Search the listing below for the string "Småhus" and show each line that contains it.

------------

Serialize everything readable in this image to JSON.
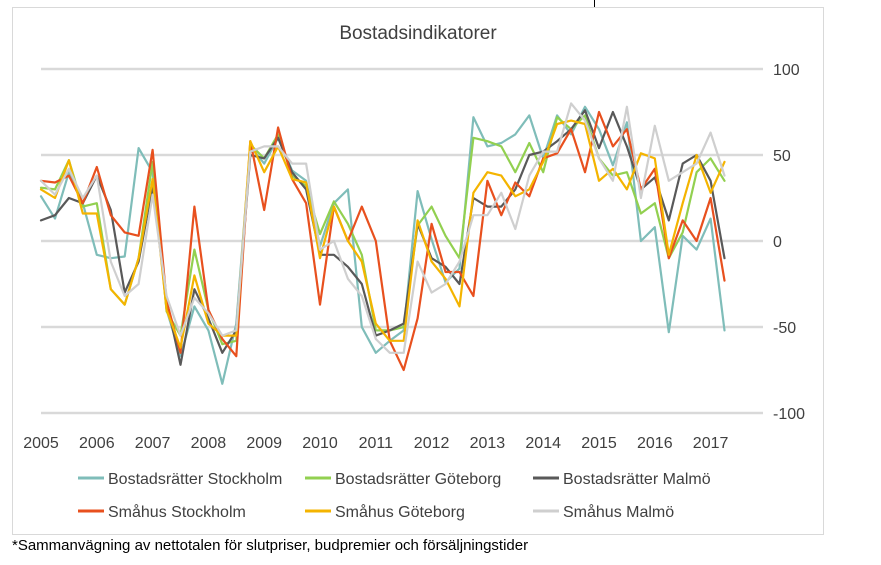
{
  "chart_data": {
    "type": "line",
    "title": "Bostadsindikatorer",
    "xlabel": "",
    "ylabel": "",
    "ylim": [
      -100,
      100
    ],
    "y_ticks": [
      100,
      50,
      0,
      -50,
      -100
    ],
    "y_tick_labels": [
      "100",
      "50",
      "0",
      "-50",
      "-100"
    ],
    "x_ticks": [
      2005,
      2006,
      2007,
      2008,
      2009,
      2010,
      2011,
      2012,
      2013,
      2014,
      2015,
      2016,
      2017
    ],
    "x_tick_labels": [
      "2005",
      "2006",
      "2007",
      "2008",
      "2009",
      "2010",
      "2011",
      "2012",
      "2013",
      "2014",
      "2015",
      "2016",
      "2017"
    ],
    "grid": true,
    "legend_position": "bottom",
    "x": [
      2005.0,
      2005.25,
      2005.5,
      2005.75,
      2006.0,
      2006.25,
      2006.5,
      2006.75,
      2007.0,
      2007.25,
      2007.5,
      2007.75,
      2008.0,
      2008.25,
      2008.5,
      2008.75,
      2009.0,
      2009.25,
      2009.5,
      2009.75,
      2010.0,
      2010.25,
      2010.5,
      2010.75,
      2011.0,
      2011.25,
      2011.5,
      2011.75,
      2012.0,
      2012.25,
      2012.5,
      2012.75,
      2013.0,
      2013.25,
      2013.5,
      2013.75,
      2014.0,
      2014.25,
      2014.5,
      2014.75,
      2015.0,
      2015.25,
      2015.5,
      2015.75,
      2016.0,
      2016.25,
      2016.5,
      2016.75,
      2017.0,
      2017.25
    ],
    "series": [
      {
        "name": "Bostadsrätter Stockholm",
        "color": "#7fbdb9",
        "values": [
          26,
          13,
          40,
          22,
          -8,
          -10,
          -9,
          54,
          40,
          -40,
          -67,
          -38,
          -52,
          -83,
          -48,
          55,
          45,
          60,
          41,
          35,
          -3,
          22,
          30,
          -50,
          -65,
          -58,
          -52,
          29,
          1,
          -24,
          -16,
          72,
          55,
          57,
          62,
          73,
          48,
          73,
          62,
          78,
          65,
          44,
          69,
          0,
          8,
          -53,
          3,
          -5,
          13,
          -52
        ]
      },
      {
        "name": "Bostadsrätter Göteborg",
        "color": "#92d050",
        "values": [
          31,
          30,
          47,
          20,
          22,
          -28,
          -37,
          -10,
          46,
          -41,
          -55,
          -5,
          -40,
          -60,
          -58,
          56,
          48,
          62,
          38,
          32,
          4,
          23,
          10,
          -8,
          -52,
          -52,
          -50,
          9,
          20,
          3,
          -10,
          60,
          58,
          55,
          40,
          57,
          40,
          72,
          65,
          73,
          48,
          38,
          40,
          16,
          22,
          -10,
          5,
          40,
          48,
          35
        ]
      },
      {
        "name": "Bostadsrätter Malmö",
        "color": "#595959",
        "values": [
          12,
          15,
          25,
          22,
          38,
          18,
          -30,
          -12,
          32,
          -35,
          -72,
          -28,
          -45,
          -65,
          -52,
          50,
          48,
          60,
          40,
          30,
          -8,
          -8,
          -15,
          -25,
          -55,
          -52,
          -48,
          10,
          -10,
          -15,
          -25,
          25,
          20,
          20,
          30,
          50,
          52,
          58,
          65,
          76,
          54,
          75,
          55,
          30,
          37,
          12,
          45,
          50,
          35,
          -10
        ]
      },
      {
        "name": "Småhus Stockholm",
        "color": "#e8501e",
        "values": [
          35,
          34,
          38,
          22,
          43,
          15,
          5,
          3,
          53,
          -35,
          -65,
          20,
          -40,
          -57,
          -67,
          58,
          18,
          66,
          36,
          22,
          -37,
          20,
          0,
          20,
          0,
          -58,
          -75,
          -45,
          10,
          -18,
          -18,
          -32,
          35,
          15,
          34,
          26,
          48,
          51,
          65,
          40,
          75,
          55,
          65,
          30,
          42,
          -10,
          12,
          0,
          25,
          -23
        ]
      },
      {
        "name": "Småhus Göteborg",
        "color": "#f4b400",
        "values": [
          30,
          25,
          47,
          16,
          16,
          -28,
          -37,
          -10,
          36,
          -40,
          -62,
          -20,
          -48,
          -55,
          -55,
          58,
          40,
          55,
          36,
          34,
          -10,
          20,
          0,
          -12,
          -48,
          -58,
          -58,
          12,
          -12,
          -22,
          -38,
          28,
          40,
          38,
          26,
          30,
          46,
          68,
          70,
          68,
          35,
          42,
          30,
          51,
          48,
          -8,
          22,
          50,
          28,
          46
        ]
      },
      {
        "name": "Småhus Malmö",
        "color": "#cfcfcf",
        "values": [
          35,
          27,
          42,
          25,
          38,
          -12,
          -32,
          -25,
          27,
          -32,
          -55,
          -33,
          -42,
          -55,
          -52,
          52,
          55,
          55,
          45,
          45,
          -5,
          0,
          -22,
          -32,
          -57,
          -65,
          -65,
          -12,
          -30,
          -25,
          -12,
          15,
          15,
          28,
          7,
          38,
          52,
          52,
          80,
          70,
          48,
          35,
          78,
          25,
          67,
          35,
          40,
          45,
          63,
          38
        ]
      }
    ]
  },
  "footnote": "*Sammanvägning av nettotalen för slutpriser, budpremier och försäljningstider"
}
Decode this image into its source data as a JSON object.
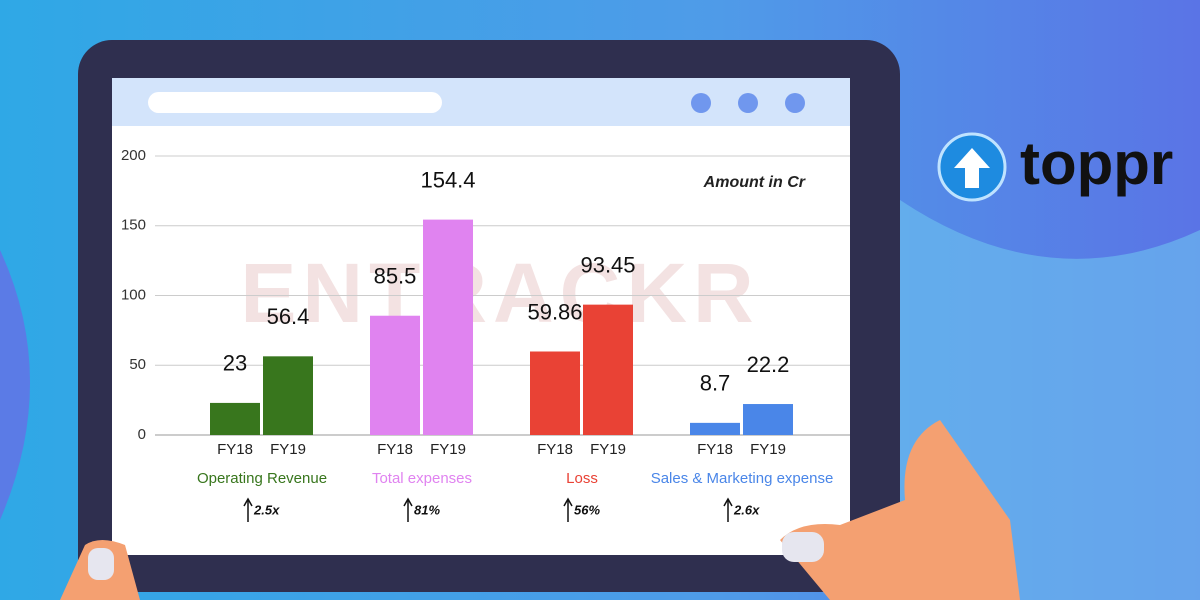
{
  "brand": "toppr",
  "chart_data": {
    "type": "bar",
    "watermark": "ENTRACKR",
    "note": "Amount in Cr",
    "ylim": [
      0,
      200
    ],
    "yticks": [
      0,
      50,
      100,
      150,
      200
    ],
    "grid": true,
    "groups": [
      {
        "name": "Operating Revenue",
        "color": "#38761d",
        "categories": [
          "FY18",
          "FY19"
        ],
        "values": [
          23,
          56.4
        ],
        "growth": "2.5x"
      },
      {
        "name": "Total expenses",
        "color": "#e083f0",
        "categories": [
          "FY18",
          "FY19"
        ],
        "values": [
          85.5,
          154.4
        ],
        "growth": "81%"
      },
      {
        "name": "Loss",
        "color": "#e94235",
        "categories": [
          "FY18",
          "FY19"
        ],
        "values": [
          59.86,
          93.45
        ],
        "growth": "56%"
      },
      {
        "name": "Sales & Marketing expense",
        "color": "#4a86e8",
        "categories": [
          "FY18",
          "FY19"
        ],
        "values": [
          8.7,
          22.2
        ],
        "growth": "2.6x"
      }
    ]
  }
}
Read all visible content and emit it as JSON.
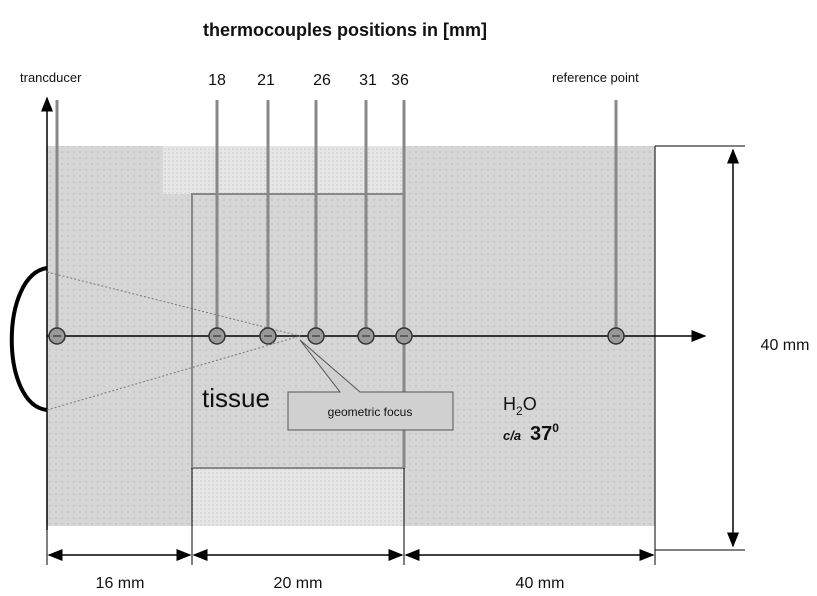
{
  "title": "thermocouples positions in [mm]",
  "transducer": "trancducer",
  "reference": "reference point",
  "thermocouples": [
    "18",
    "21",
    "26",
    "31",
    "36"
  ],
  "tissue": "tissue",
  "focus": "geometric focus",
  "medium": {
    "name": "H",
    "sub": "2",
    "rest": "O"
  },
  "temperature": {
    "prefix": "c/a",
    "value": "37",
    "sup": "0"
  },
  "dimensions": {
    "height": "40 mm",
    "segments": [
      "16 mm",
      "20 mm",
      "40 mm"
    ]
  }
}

------------

> [EXPECTED OUTPUT]:
        "name": "Småhus Stockholm",
        "name": "Småhus Göteborg",
        "name": "Småhus Malmö",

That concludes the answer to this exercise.